» **Task goal**: Using the entries that follow, count the lines containing the word "object" and give that number by itself.

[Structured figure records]
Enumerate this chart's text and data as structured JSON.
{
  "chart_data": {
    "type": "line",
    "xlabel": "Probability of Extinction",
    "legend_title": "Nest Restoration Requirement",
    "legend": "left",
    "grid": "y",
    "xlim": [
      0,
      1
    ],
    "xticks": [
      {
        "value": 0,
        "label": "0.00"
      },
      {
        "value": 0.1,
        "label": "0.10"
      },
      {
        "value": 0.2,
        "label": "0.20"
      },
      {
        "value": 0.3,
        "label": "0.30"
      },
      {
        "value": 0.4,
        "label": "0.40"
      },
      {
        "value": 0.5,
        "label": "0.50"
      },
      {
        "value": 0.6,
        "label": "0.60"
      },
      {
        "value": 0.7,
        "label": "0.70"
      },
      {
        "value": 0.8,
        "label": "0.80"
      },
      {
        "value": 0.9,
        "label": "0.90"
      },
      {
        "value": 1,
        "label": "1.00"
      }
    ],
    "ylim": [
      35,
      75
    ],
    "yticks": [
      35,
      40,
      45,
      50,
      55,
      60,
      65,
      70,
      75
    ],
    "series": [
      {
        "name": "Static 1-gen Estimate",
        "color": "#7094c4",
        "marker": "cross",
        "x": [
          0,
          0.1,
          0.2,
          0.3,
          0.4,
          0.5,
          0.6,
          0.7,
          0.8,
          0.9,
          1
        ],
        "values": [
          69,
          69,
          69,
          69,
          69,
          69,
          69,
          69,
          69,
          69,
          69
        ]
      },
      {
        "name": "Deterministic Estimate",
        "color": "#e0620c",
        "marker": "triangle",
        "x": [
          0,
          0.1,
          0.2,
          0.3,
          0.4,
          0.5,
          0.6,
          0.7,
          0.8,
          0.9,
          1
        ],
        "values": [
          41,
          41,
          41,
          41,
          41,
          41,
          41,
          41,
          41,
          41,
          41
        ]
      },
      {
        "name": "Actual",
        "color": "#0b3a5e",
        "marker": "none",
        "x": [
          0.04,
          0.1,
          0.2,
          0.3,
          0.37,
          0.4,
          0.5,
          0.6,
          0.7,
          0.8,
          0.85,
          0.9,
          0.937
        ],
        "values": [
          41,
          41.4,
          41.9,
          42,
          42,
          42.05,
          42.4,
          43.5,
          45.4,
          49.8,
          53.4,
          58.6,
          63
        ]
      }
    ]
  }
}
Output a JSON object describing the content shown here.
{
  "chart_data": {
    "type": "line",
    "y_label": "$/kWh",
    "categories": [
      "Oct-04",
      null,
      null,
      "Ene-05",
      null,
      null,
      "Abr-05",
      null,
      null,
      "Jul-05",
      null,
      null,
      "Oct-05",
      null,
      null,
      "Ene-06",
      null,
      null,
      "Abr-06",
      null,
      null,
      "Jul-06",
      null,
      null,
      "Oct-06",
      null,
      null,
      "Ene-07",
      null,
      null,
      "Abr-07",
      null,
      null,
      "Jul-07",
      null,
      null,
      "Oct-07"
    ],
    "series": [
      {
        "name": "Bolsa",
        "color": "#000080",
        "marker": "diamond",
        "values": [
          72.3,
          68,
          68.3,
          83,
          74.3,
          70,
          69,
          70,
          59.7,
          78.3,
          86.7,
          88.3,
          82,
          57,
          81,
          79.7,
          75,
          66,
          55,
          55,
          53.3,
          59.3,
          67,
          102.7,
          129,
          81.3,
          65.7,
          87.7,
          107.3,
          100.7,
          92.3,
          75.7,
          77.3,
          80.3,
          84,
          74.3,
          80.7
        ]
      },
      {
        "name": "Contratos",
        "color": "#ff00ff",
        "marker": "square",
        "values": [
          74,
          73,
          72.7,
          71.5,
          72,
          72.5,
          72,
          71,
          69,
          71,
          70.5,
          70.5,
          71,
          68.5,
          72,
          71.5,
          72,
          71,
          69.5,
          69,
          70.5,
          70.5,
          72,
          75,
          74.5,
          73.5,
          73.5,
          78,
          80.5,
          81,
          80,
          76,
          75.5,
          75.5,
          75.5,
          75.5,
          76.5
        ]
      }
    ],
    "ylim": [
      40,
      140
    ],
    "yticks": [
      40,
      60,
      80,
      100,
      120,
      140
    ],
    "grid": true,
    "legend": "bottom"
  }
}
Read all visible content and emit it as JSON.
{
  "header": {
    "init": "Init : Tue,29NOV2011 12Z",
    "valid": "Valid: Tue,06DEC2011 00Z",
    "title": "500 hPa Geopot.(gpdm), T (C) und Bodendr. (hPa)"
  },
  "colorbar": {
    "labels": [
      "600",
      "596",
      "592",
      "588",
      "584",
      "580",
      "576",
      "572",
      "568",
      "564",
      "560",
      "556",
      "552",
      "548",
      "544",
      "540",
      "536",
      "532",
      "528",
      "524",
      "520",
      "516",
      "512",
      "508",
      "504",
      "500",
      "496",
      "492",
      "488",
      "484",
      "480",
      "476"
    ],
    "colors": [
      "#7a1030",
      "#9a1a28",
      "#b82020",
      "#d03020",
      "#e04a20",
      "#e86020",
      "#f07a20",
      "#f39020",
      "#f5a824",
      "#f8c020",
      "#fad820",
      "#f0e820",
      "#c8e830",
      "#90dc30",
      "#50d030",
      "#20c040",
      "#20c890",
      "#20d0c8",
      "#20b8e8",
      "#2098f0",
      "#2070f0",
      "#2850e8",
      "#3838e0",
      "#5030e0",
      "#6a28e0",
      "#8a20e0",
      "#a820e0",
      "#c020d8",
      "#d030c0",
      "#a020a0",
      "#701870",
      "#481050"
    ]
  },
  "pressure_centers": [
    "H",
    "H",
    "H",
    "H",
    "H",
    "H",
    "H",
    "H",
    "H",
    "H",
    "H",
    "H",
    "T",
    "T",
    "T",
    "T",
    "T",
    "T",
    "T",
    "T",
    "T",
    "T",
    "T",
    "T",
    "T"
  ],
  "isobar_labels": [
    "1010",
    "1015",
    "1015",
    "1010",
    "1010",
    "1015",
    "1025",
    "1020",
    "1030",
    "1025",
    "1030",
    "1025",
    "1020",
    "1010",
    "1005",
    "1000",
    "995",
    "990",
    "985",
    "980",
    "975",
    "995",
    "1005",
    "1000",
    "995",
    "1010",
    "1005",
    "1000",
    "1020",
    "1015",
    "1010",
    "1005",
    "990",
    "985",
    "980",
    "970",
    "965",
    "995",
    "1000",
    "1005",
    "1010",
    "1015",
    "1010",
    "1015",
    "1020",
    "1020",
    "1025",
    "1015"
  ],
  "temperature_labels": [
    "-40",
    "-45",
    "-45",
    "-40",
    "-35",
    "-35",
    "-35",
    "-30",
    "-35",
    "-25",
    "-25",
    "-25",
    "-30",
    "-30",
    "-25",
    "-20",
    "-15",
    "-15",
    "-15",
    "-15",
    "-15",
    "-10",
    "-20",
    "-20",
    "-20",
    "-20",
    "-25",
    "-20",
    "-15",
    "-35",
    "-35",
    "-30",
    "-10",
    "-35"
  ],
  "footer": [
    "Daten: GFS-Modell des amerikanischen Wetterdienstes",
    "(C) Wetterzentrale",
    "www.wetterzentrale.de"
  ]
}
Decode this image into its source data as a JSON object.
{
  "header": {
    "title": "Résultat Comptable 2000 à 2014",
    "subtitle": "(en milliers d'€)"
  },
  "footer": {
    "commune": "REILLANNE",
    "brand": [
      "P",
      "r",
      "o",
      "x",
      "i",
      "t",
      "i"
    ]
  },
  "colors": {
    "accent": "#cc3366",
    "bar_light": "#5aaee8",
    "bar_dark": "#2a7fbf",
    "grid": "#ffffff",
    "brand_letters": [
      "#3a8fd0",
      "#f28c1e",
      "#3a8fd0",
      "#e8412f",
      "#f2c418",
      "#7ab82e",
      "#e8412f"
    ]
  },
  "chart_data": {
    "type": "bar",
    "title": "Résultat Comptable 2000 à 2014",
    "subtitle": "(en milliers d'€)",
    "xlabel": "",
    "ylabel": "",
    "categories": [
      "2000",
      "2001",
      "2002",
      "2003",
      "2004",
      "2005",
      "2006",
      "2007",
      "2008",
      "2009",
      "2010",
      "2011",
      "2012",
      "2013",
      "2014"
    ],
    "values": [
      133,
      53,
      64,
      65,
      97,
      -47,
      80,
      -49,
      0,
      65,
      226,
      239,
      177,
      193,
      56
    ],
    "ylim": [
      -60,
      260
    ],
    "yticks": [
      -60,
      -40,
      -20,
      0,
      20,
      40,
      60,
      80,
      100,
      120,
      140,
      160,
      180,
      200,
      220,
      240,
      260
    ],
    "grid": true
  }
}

» **Solved problem**: 2